### Given instruction
Using the listing below, extract each line that has the word "liebe" in it.
**********
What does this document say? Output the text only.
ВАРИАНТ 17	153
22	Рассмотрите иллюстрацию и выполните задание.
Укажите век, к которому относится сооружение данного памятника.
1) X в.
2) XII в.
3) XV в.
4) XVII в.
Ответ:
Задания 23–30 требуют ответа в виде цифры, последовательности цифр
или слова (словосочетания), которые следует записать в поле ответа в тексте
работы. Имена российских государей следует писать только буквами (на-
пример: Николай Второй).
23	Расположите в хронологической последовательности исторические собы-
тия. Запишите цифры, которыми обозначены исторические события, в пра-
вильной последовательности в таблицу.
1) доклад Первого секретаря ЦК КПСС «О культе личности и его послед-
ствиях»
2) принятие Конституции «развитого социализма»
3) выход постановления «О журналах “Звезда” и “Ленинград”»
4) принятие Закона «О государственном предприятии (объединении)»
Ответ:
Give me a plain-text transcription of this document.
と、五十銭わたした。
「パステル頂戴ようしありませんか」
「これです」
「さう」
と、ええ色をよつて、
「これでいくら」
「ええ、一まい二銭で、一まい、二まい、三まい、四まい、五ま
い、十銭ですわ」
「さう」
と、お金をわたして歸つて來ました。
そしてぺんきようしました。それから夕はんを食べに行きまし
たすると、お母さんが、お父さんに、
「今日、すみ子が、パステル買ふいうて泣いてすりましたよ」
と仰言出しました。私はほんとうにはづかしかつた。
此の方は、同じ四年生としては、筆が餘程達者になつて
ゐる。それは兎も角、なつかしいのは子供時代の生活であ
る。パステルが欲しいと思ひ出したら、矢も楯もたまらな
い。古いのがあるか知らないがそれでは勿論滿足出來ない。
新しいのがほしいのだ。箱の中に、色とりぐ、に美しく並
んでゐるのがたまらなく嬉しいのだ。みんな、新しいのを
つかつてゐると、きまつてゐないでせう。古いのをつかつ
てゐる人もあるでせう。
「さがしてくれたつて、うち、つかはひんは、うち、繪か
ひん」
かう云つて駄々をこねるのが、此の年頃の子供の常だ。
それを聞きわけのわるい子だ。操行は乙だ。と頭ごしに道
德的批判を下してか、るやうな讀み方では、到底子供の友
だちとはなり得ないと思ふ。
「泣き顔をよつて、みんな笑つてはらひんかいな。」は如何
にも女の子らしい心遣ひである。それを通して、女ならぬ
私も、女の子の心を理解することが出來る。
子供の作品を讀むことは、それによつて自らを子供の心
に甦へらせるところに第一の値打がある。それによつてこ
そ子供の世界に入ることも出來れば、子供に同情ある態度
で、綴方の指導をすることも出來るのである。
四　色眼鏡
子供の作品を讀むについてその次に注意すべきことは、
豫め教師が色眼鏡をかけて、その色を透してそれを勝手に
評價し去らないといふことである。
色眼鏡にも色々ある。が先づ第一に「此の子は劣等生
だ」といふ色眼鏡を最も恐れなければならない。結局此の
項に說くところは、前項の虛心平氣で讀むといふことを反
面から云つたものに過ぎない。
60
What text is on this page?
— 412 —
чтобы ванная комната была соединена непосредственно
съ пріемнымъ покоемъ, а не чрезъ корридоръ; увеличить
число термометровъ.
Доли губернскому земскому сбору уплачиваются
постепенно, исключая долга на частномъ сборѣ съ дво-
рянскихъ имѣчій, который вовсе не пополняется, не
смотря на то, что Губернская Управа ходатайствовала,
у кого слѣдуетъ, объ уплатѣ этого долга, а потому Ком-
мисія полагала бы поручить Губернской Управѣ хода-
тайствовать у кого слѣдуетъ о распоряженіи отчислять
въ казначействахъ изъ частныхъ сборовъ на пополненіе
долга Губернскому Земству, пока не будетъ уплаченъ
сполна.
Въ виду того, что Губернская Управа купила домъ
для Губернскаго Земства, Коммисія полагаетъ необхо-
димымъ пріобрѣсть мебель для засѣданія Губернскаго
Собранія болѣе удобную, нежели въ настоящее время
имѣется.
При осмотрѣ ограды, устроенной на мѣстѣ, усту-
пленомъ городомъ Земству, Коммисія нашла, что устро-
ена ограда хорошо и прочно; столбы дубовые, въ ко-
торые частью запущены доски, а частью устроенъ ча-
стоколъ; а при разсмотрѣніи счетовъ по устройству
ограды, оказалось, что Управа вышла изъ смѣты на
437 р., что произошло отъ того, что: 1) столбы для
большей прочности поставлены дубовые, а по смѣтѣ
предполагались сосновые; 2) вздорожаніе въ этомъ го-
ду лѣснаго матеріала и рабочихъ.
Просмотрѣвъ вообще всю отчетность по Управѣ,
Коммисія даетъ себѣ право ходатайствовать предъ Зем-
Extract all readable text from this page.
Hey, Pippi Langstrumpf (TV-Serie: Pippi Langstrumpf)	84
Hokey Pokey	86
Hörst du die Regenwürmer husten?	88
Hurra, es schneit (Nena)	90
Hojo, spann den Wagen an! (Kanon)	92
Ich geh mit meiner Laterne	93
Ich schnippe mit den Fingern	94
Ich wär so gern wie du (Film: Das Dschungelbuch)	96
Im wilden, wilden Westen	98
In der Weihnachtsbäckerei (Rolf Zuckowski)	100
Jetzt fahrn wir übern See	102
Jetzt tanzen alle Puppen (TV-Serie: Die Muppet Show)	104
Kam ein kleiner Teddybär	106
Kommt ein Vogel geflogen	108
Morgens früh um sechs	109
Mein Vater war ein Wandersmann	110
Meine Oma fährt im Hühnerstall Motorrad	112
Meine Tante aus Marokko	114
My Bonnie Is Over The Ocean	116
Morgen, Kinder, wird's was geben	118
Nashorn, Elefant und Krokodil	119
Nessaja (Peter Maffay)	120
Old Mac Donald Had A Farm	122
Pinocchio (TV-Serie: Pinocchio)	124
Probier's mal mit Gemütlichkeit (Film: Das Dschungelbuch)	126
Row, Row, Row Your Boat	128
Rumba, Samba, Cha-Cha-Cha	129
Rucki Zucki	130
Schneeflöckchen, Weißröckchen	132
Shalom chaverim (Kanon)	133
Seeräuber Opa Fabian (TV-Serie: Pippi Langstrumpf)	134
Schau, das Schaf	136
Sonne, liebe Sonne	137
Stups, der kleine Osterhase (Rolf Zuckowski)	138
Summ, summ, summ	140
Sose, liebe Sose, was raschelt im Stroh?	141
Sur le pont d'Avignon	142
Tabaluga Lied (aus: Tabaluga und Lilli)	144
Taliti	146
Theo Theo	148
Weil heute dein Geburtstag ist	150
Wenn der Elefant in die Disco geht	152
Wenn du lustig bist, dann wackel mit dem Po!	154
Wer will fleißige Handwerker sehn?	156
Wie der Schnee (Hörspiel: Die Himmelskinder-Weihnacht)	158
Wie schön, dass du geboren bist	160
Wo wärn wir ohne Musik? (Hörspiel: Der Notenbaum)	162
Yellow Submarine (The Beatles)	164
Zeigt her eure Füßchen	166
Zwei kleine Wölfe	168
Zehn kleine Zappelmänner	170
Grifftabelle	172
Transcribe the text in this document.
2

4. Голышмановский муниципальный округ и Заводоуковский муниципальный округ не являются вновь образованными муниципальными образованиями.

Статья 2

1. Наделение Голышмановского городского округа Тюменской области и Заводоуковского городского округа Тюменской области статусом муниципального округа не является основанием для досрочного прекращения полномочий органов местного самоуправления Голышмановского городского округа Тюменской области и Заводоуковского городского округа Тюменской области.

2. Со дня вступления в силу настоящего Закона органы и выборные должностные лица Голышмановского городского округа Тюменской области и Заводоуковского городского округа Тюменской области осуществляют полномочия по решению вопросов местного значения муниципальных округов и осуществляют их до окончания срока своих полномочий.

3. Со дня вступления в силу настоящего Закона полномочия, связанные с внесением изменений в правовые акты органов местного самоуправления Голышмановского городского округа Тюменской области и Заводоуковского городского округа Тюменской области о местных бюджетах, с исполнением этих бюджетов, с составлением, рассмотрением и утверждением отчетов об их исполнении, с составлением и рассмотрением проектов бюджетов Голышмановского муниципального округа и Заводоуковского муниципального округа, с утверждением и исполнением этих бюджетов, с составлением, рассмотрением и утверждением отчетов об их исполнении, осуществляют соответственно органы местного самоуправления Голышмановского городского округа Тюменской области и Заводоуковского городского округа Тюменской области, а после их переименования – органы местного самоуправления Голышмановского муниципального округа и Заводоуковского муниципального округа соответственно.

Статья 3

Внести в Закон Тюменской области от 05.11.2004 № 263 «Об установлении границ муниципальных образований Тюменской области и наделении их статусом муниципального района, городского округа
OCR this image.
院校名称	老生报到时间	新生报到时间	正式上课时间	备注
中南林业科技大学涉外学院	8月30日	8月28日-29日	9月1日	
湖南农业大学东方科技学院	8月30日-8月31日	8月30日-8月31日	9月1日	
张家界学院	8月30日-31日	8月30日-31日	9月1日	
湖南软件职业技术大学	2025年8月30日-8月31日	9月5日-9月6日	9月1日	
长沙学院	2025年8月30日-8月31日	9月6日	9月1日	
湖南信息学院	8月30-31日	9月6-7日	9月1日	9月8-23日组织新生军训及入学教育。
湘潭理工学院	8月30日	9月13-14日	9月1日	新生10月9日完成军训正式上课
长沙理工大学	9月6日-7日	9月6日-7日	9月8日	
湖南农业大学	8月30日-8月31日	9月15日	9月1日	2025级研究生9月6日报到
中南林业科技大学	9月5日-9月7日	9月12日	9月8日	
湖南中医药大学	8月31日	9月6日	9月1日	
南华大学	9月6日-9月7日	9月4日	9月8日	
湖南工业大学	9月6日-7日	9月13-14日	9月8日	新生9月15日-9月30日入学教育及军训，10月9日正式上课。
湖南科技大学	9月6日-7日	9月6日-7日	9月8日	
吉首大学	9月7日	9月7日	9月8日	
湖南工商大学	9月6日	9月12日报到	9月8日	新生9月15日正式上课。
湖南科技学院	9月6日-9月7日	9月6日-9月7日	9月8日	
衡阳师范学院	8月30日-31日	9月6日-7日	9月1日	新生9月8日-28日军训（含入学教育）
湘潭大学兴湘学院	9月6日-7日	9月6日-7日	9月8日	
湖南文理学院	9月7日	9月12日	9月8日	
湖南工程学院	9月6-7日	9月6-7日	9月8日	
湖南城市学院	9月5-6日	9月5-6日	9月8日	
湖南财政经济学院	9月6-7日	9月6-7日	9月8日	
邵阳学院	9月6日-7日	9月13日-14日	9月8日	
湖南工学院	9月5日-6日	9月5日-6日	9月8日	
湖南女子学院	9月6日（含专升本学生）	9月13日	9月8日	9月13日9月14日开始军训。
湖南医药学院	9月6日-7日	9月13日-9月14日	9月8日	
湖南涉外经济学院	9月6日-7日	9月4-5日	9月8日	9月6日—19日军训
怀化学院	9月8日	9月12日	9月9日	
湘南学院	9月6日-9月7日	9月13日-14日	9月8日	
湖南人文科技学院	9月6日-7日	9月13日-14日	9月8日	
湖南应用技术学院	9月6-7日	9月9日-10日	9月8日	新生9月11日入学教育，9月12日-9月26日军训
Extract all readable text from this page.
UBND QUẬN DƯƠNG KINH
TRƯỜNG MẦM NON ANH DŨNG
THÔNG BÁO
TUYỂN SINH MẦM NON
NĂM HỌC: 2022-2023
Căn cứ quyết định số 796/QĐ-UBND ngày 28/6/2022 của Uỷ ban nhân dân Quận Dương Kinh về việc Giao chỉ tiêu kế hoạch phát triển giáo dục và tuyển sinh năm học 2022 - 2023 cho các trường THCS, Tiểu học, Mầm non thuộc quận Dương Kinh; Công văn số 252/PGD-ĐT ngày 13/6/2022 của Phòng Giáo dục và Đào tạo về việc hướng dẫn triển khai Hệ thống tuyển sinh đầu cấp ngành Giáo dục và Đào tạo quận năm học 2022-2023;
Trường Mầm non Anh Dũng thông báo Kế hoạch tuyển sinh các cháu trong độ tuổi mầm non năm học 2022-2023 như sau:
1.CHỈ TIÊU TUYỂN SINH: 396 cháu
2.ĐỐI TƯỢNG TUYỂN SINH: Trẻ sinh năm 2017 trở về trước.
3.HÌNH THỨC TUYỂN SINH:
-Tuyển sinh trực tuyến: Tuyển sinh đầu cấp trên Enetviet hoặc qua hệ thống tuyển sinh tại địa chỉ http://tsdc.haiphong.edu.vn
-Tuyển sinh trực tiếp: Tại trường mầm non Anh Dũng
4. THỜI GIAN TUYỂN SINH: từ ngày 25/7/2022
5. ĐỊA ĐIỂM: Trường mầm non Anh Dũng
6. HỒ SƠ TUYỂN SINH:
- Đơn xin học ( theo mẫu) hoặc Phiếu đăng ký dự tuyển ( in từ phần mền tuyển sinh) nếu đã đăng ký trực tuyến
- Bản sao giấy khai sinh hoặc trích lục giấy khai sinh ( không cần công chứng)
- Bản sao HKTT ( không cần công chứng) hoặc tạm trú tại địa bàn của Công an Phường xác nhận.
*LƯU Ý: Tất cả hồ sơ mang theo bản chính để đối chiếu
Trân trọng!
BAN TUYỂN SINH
**********
### Written response
Sonne, liebe Sonne	137
Sose, liebe Sose, was raschelt im Stroh?	141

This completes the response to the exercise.